───── Provided data

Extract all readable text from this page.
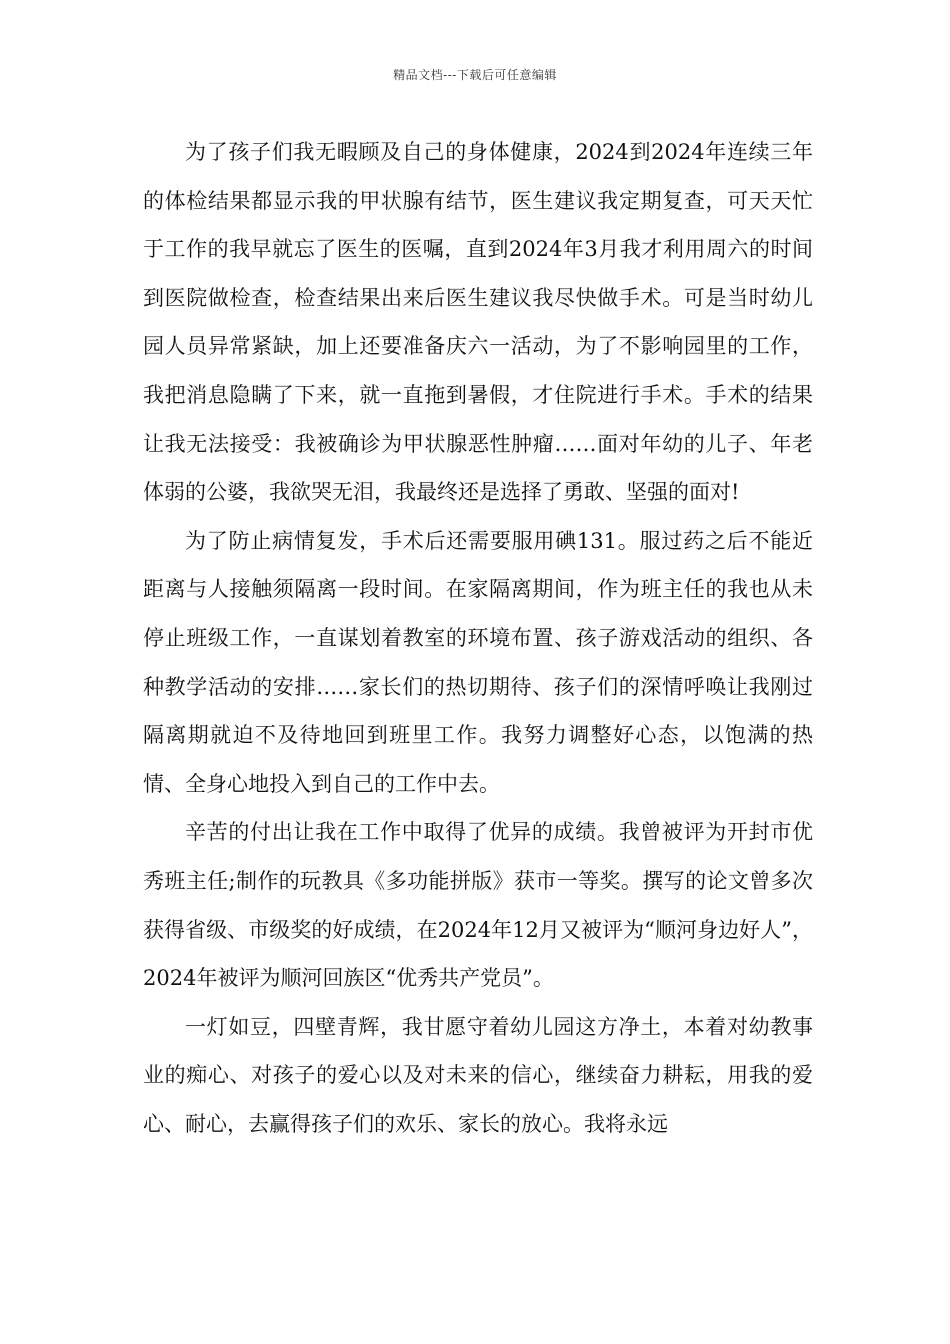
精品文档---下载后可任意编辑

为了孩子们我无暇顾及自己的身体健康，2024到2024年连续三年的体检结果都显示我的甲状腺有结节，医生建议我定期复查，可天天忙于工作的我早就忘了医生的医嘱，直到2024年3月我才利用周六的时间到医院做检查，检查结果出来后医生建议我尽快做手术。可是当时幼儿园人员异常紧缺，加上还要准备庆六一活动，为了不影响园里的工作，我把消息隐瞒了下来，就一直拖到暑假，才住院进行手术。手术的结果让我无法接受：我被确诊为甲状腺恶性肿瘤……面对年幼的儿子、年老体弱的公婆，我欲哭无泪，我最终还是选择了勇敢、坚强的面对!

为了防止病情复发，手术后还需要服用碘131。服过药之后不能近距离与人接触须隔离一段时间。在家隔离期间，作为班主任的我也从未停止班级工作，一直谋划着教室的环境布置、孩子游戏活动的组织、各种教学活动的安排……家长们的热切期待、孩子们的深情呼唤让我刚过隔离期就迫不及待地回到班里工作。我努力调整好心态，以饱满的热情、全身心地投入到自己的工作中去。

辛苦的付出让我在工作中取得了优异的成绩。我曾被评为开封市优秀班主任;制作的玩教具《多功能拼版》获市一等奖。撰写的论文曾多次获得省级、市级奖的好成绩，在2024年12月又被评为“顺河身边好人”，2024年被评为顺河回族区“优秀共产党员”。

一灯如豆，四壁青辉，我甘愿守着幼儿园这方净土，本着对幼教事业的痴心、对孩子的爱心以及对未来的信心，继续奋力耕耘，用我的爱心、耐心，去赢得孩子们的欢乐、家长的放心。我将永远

──────────

Problem to work on: Without the images, write out each line of the data verbatim.

Worked solution:
Extract all readable text from this page.
精品文档---下载后可任意编辑

为了孩子们我无暇顾及自己的身体健康，2024到2024年连续三年的体检结果都显示我的甲状腺有结节，医生建议我定期复查，可天天忙于工作的我早就忘了医生的医嘱，直到2024年3月我才利用周六的时间到医院做检查，检查结果出来后医生建议我尽快做手术。可是当时幼儿园人员异常紧缺，加上还要准备庆六一活动，为了不影响园里的工作，我把消息隐瞒了下来，就一直拖到暑假，才住院进行手术。手术的结果让我无法接受：我被确诊为甲状腺恶性肿瘤……面对年幼的儿子、年老体弱的公婆，我欲哭无泪，我最终还是选择了勇敢、坚强的面对!

为了防止病情复发，手术后还需要服用碘131。服过药之后不能近距离与人接触须隔离一段时间。在家隔离期间，作为班主任的我也从未停止班级工作，一直谋划着教室的环境布置、孩子游戏活动的组织、各种教学活动的安排……家长们的热切期待、孩子们的深情呼唤让我刚过隔离期就迫不及待地回到班里工作。我努力调整好心态，以饱满的热情、全身心地投入到自己的工作中去。

辛苦的付出让我在工作中取得了优异的成绩。我曾被评为开封市优秀班主任;制作的玩教具《多功能拼版》获市一等奖。撰写的论文曾多次获得省级、市级奖的好成绩，在2024年12月又被评为“顺河身边好人”，2024年被评为顺河回族区“优秀共产党员”。

一灯如豆，四壁青辉，我甘愿守着幼儿园这方净土，本着对幼教事业的痴心、对孩子的爱心以及对未来的信心，继续奋力耕耘，用我的爱心、耐心，去赢得孩子们的欢乐、家长的放心。我将永远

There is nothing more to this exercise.